→ **GIVEN EXERCISE**
Write out each record below exactly as it appears, with no pictures.

(Data records)
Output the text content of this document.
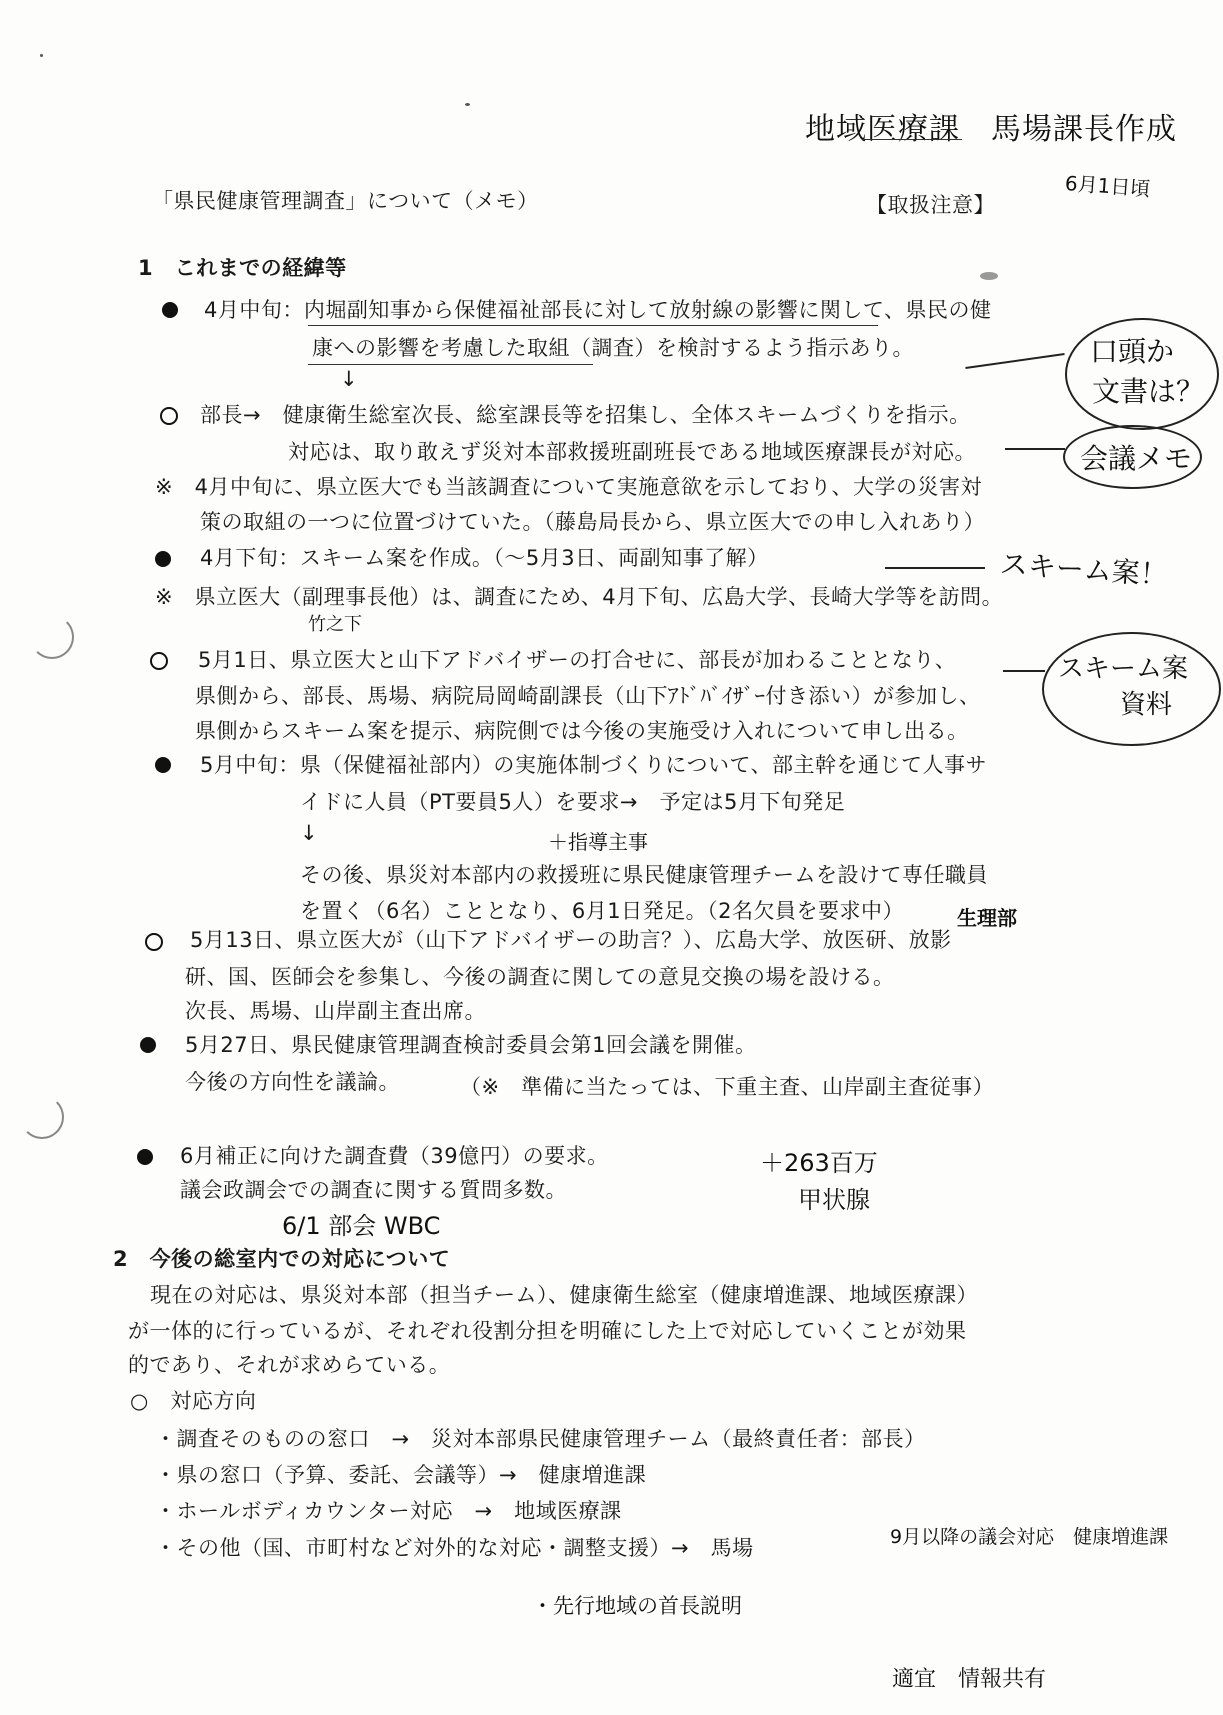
地域医療課　馬場課長作成
6月1日頃
「県民健康管理調査」について（メモ）	【取扱注意】
1　これまでの経緯等
4月中旬：内堀副知事から保健福祉部長に対して放射線の影響に関して、県民の健
康への影響を考慮した取組（調査）を検討するよう指示あり。
↓
部長→　健康衛生総室次長、総室課長等を招集し、全体スキームづくりを指示。
対応は、取り敢えず災対本部救援班副班長である地域医療課長が対応。
※　4月中旬に、県立医大でも当該調査について実施意欲を示しており、大学の災害対
策の取組の一つに位置づけていた。（藤島局長から、県立医大での申し入れあり）
4月下旬：スキーム案を作成。（～5月3日、両副知事了解）
※　県立医大（副理事長他）は、調査にため、4月下旬、広島大学、長崎大学等を訪問。
5月1日、県立医大と山下アドバイザーの打合せに、部長が加わることとなり、
県側から、部長、馬場、病院局岡崎副課長（山下ｱﾄﾞﾊﾞｲｻﾞｰ付き添い）が参加し、
県側からスキーム案を提示、病院側では今後の実施受け入れについて申し出る。
5月中旬：県（保健福祉部内）の実施体制づくりについて、部主幹を通じて人事サ
イドに人員（PT要員5人）を要求→　予定は5月下旬発足
↓
その後、県災対本部内の救援班に県民健康管理チームを設けて専任職員
を置く（6名）こととなり、6月1日発足。（2名欠員を要求中）
5月13日、県立医大が（山下アドバイザーの助言？）、広島大学、放医研、放影
研、国、医師会を参集し、今後の調査に関しての意見交換の場を設ける。
次長、馬場、山岸副主査出席。
5月27日、県民健康管理調査検討委員会第1回会議を開催。
今後の方向性を議論。	（※　準備に当たっては、下重主査、山岸副主査従事）
6月補正に向けた調査費（39億円）の要求。
議会政調会での調査に関する質問多数。
2　今後の総室内での対応について
現在の対応は、県災対本部（担当チーム）、健康衛生総室（健康増進課、地域医療課）
が一体的に行っているが、それぞれ役割分担を明確にした上で対応していくことが効果
的であり、それが求めらている。
○　対応方向
・調査そのものの窓口　→　災対本部県民健康管理チーム（最終責任者：部長）
・県の窓口（予算、委託、会議等）→　健康増進課
・ホールボディカウンター対応　→　地域医療課
・その他（国、市町村など対外的な対応・調整支援）→　馬場
口頭か
文書は？
会議メモ
スキーム案！
スキーム案
資料
竹之下
＋指導主事
生理部
＋263百万
甲状腺
6/1 部会 WBC
9月以降の議会対応　健康増進課
・先行地域の首長説明
適宜　情報共有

→ **RESULT OF THIS EXERCISE**
Output the text content of this document.
地域医療課　馬場課長作成
6月1日頃
「県民健康管理調査」について（メモ）	【取扱注意】
1　これまでの経緯等
4月中旬：内堀副知事から保健福祉部長に対して放射線の影響に関して、県民の健
康への影響を考慮した取組（調査）を検討するよう指示あり。
↓
部長→　健康衛生総室次長、総室課長等を招集し、全体スキームづくりを指示。
対応は、取り敢えず災対本部救援班副班長である地域医療課長が対応。
※　4月中旬に、県立医大でも当該調査について実施意欲を示しており、大学の災害対
策の取組の一つに位置づけていた。（藤島局長から、県立医大での申し入れあり）
4月下旬：スキーム案を作成。（～5月3日、両副知事了解）
※　県立医大（副理事長他）は、調査にため、4月下旬、広島大学、長崎大学等を訪問。
5月1日、県立医大と山下アドバイザーの打合せに、部長が加わることとなり、
県側から、部長、馬場、病院局岡崎副課長（山下ｱﾄﾞﾊﾞｲｻﾞｰ付き添い）が参加し、
県側からスキーム案を提示、病院側では今後の実施受け入れについて申し出る。
5月中旬：県（保健福祉部内）の実施体制づくりについて、部主幹を通じて人事サ
イドに人員（PT要員5人）を要求→　予定は5月下旬発足
↓
その後、県災対本部内の救援班に県民健康管理チームを設けて専任職員
を置く（6名）こととなり、6月1日発足。（2名欠員を要求中）
5月13日、県立医大が（山下アドバイザーの助言？）、広島大学、放医研、放影
研、国、医師会を参集し、今後の調査に関しての意見交換の場を設ける。
次長、馬場、山岸副主査出席。
5月27日、県民健康管理調査検討委員会第1回会議を開催。
今後の方向性を議論。	（※　準備に当たっては、下重主査、山岸副主査従事）
6月補正に向けた調査費（39億円）の要求。
議会政調会での調査に関する質問多数。
2　今後の総室内での対応について
現在の対応は、県災対本部（担当チーム）、健康衛生総室（健康増進課、地域医療課）
が一体的に行っているが、それぞれ役割分担を明確にした上で対応していくことが効果
的であり、それが求めらている。
○　対応方向
・調査そのものの窓口　→　災対本部県民健康管理チーム（最終責任者：部長）
・県の窓口（予算、委託、会議等）→　健康増進課
・ホールボディカウンター対応　→　地域医療課
・その他（国、市町村など対外的な対応・調整支援）→　馬場
口頭か
文書は？
会議メモ
スキーム案！
スキーム案
資料
竹之下
＋指導主事
生理部
＋263百万
甲状腺
6/1 部会 WBC
9月以降の議会対応　健康増進課
・先行地域の首長説明
適宜　情報共有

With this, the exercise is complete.